◆ REQUIREMENT:
The entries below should be transcribed in their entirety, exactly as written.

◆ DATASET ROWS:
________________
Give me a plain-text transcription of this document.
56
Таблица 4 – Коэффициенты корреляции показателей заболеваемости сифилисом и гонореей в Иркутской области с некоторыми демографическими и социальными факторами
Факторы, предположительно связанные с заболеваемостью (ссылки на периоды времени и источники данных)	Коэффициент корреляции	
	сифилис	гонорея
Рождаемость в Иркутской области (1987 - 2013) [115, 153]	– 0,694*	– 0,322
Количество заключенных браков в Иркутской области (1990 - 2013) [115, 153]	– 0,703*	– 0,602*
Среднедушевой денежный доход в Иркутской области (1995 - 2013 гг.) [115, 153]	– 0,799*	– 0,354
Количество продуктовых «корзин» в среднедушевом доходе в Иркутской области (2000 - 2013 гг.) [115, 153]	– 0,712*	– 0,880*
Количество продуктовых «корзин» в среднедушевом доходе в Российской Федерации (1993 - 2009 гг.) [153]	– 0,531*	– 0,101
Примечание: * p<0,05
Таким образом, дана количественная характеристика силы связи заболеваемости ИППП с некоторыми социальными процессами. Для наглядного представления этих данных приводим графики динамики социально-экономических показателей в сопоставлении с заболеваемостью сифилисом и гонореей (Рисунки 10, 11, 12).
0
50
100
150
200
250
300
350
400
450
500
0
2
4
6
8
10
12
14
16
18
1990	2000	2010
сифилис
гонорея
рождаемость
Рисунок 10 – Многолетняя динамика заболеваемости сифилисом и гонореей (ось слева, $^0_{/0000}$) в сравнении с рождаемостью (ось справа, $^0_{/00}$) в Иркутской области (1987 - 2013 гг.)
________________
◆ TASK RESPONSE:
Give me a plain-text transcription of this document.
56
Таблица 4 – Коэффициенты корреляции показателей заболеваемости сифилисом и гонореей в Иркутской области с некоторыми демографическими и социальными факторами
Факторы, предположительно связанные с заболеваемостью (ссылки на периоды времени и источники данных)	Коэффициент корреляции	
	сифилис	гонорея
Рождаемость в Иркутской области (1987 - 2013) [115, 153]	– 0,694*	– 0,322
Количество заключенных браков в Иркутской области (1990 - 2013) [115, 153]	– 0,703*	– 0,602*
Среднедушевой денежный доход в Иркутской области (1995 - 2013 гг.) [115, 153]	– 0,799*	– 0,354
Количество продуктовых «корзин» в среднедушевом доходе в Иркутской области (2000 - 2013 гг.) [115, 153]	– 0,712*	– 0,880*
Количество продуктовых «корзин» в среднедушевом доходе в Российской Федерации (1993 - 2009 гг.) [153]	– 0,531*	– 0,101
Примечание: * p<0,05
Таким образом, дана количественная характеристика силы связи заболеваемости ИППП с некоторыми социальными процессами. Для наглядного представления этих данных приводим графики динамики социально-экономических показателей в сопоставлении с заболеваемостью сифилисом и гонореей (Рисунки 10, 11, 12).
0
50
100
150
200
250
300
350
400
450
500
0
2
4
6
8
10
12
14
16
18
1990	2000	2010
сифилис
гонорея
рождаемость
Рисунок 10 – Многолетняя динамика заболеваемости сифилисом и гонореей (ось слева, $^0_{/0000}$) в сравнении с рождаемостью (ось справа, $^0_{/00}$) в Иркутской области (1987 - 2013 гг.)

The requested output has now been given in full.